═══ Record list

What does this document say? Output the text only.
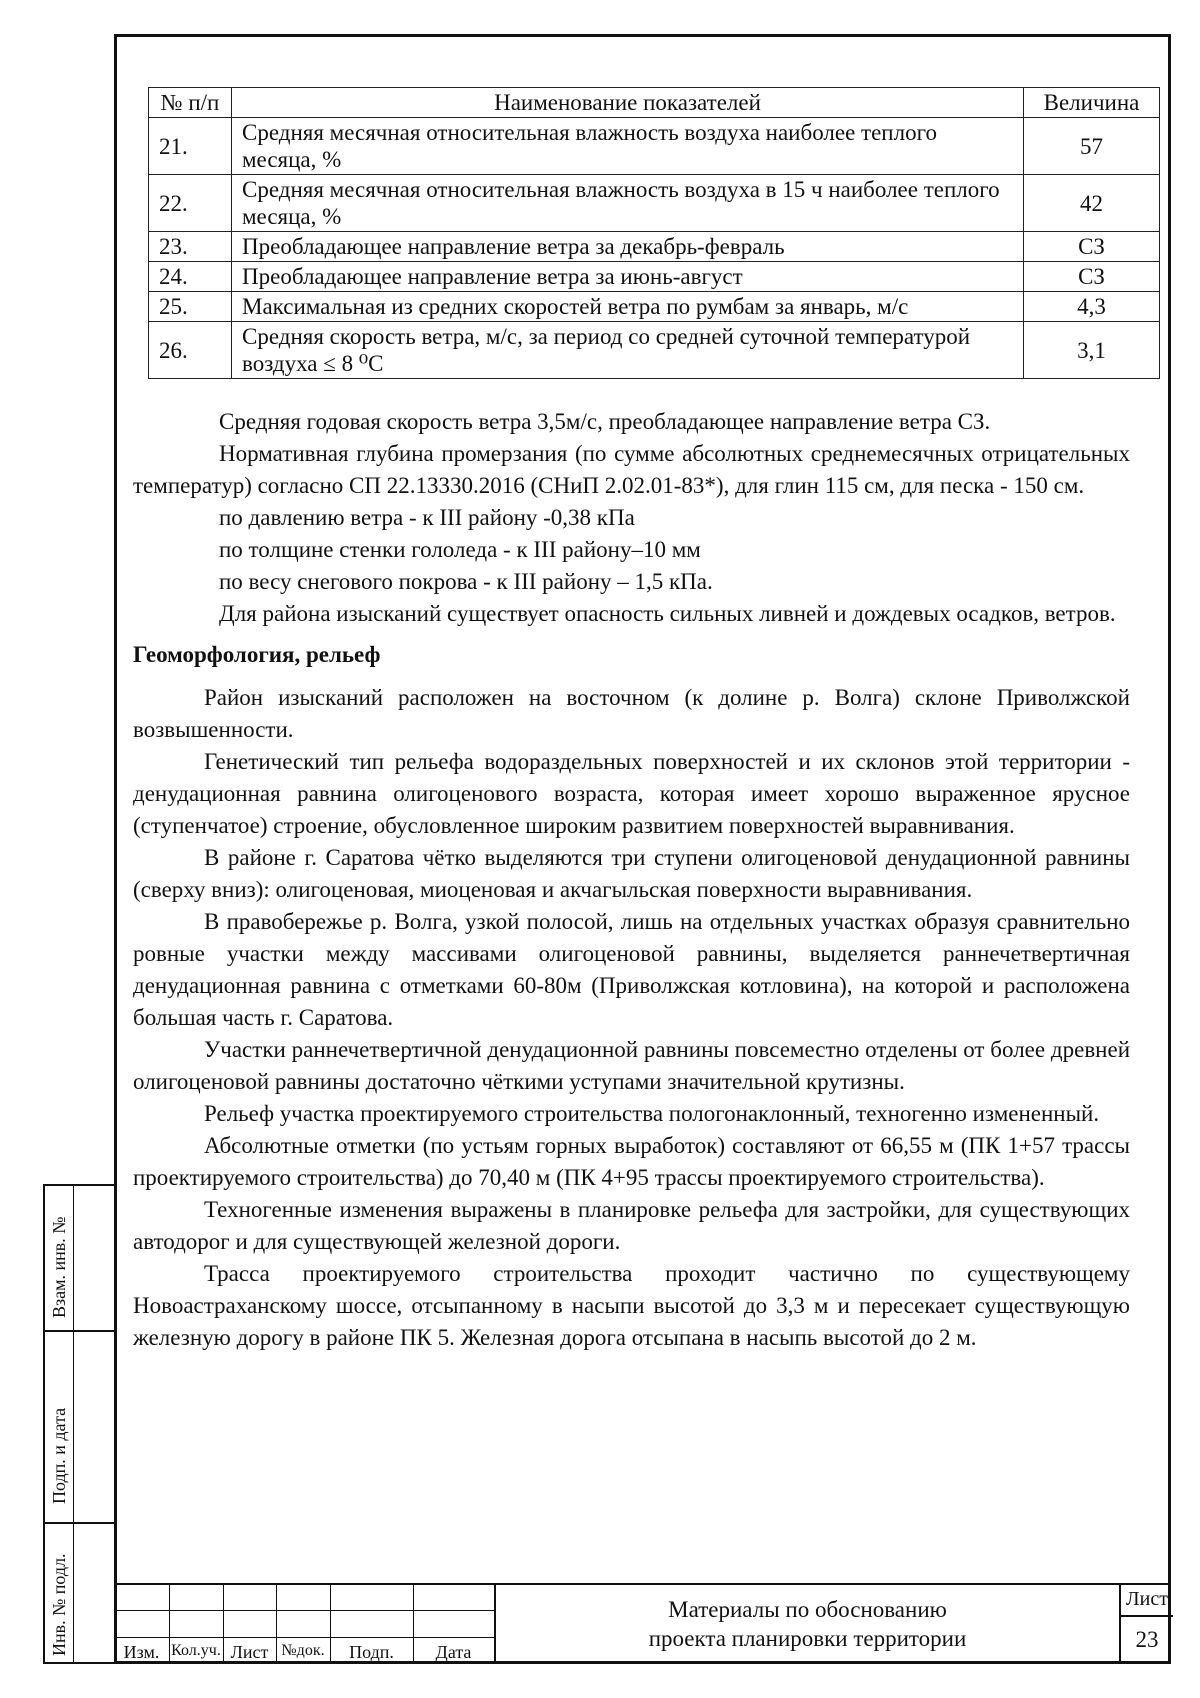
№ п/п	Наименование показателей	Величина
21.	Средняя месячная относительная влажность воздуха наиболее теплого месяца, %	57
22.	Средняя месячная относительная влажность воздуха в 15 ч наиболее теплого месяца, %	42
23.	Преобладающее направление ветра за декабрь-февраль	СЗ
24.	Преобладающее направление ветра за июнь-август	СЗ
25.	Максимальная из средних скоростей ветра по румбам за январь, м/с	4,3
26.	Средняя скорость ветра, м/с, за период со средней суточной температурой воздуха ≤ 8 ⁰С	3,1

Средняя годовая скорость ветра 3,5м/с, преобладающее направление ветра СЗ.

Нормативная глубина промерзания (по сумме абсолютных среднемесячных отрицательных температур) согласно СП 22.13330.2016 (СНиП 2.02.01-83*), для глин 115 см, для песка - 150 см.

по давлению ветра - к III району -0,38 кПа

по толщине стенки гололеда - к III району–10 мм

по весу снегового покрова - к III району – 1,5 кПа.

Для района изысканий существует опасность сильных ливней и дождевых осадков, ветров.

Геоморфология, рельеф

Район изысканий расположен на восточном (к долине р. Волга) склоне Приволжской возвышенности.

Генетический тип рельефа водораздельных поверхностей и их склонов этой территории - денудационная равнина олигоценового возраста, которая имеет хорошо выраженное ярусное (ступенчатое) строение, обусловленное широким развитием поверхностей выравнивания.

В районе г. Саратова чётко выделяются три ступени олигоценовой денудационной равнины (сверху вниз): олигоценовая, миоценовая и акчагыльская поверхности выравнивания.

В правобережье р. Волга, узкой полосой, лишь на отдельных участках образуя сравнительно ровные участки между массивами олигоценовой равнины, выделяется раннечетвертичная денудационная равнина с отметками 60-80м (Приволжская котловина), на которой и расположена большая часть г. Саратова.

Участки раннечетвертичной денудационной равнины повсеместно отделены от более древней олигоценовой равнины достаточно чёткими уступами значительной крутизны.

Рельеф участка проектируемого строительства пологонаклонный, техногенно измененный.

Абсолютные отметки (по устьям горных выработок) составляют от 66,55 м (ПК 1+57 трассы проектируемого строительства) до 70,40 м (ПК 4+95 трассы проектируемого строительства).

Техногенные изменения выражены в планировке рельефа для застройки, для существующих автодорог и для существующей железной дороги.

Трасса проектируемого строительства проходит частично по существующему Новоастраханскому шоссе, отсыпанному в насыпи высотой до 3,3 м и пересекает существующую железную дорогу в районе ПК 5. Железная дорога отсыпана в насыпь высотой до 2 м.

Взам. инв. №
Подп. и дата
Инв. № подл.	Изм. Кол.уч. Лист №док.	Подп.	Дата
Материалы по обоснованию
проекта планировки территории
Лист
23
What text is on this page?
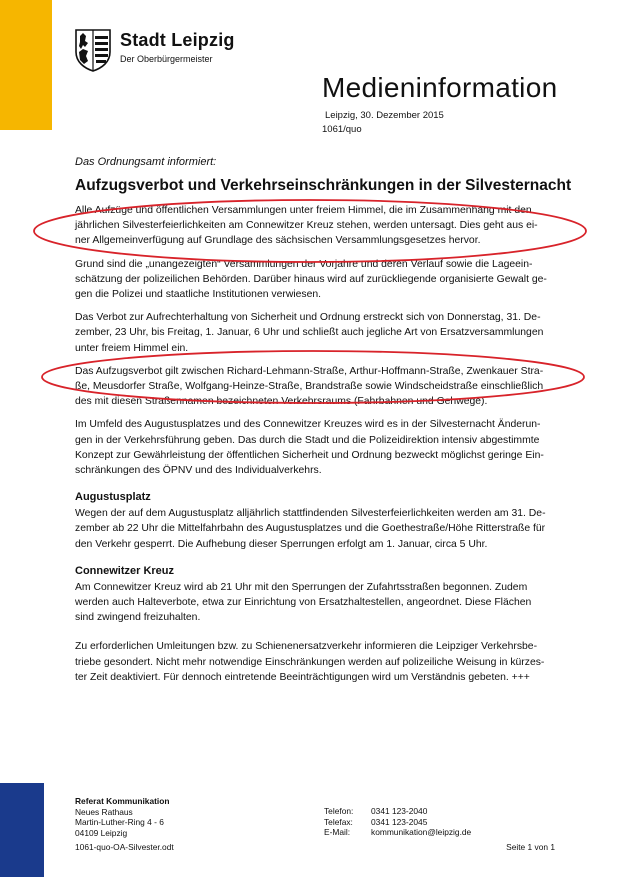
Stadt Leipzig
Der Oberbürgermeister
Medieninformation
Leipzig, 30. Dezember 2015
1061/quo
Das Ordnungsamt informiert:
Aufzugsverbot und Verkehrseinschränkungen in der Silvesternacht

Alle Aufzüge und öffentlichen Versammlungen unter freiem Himmel, die im Zusammenhang mit den
jährlichen Silvesterfeierlichkeiten am Connewitzer Kreuz stehen, werden untersagt. Dies geht aus ei-
ner Allgemeinverfügung auf Grundlage des sächsischen Versammlungsgesetzes hervor.

Grund sind die „unangezeigten“ Versammlungen der Vorjahre und deren Verlauf sowie die Lageein-
schätzung der polizeilichen Behörden. Darüber hinaus wird auf zurückliegende organisierte Gewalt ge-
gen die Polizei und staatliche Institutionen verwiesen.

Das Verbot zur Aufrechterhaltung von Sicherheit und Ordnung erstreckt sich von Donnerstag, 31. De-
zember, 23 Uhr, bis Freitag, 1. Januar, 6 Uhr und schließt auch jegliche Art von Ersatzversammlungen
unter freiem Himmel ein.

Das Aufzugsverbot gilt zwischen Richard-Lehmann-Straße, Arthur-Hoffmann-Straße, Zwenkauer Stra-
ße, Meusdorfer Straße, Wolfgang-Heinze-Straße, Brandstraße sowie Windscheidstraße einschließlich
des mit diesen Straßennamen bezeichneten Verkehrsraums (Fahrbahnen und Gehwege).

Im Umfeld des Augustusplatzes und des Connewitzer Kreuzes wird es in der Silvesternacht Änderun-
gen in der Verkehrsführung geben. Das durch die Stadt und die Polizeidirektion intensiv abgestimmte
Konzept zur Gewährleistung der öffentlichen Sicherheit und Ordnung bezweckt möglichst geringe Ein-
schränkungen des ÖPNV und des Individualverkehrs.

Augustusplatz

Wegen der auf dem Augustusplatz alljährlich stattfindenden Silvesterfeierlichkeiten werden am 31. De-
zember ab 22 Uhr die Mittelfahrbahn des Augustusplatzes und die Goethestraße/Höhe Ritterstraße für
den Verkehr gesperrt. Die Aufhebung dieser Sperrungen erfolgt am 1. Januar, circa 5 Uhr.

Connewitzer Kreuz

Am Connewitzer Kreuz wird ab 21 Uhr mit den Sperrungen der Zufahrtsstraßen begonnen. Zudem
werden auch Halteverbote, etwa zur Einrichtung von Ersatzhaltestellen, angeordnet. Diese Flächen
sind zwingend freizuhalten.

Zu erforderlichen Umleitungen bzw. zu Schienenersatzverkehr informieren die Leipziger Verkehrsbe-
triebe gesondert. Nicht mehr notwendige Einschränkungen werden auf polizeiliche Weisung in kürzes-
ter Zeit deaktiviert. Für dennoch eintretende Beeinträchtigungen wird um Verständnis gebeten. +++

Referat Kommunikation
Neues Rathaus
Martin-Luther-Ring 4 - 6
04109 Leipzig
Telefon:	0341 123-2040
Telefax:	0341 123-2045
E-Mail:	kommunikation@leipzig.de
1061-quo-OA-Silvester.odt	Seite 1 von 1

══════

- [Stated task] Of the lines in the records, how many contain the word "территории"? Answer with the number and nothing else.

- [Answer to this exercise] 2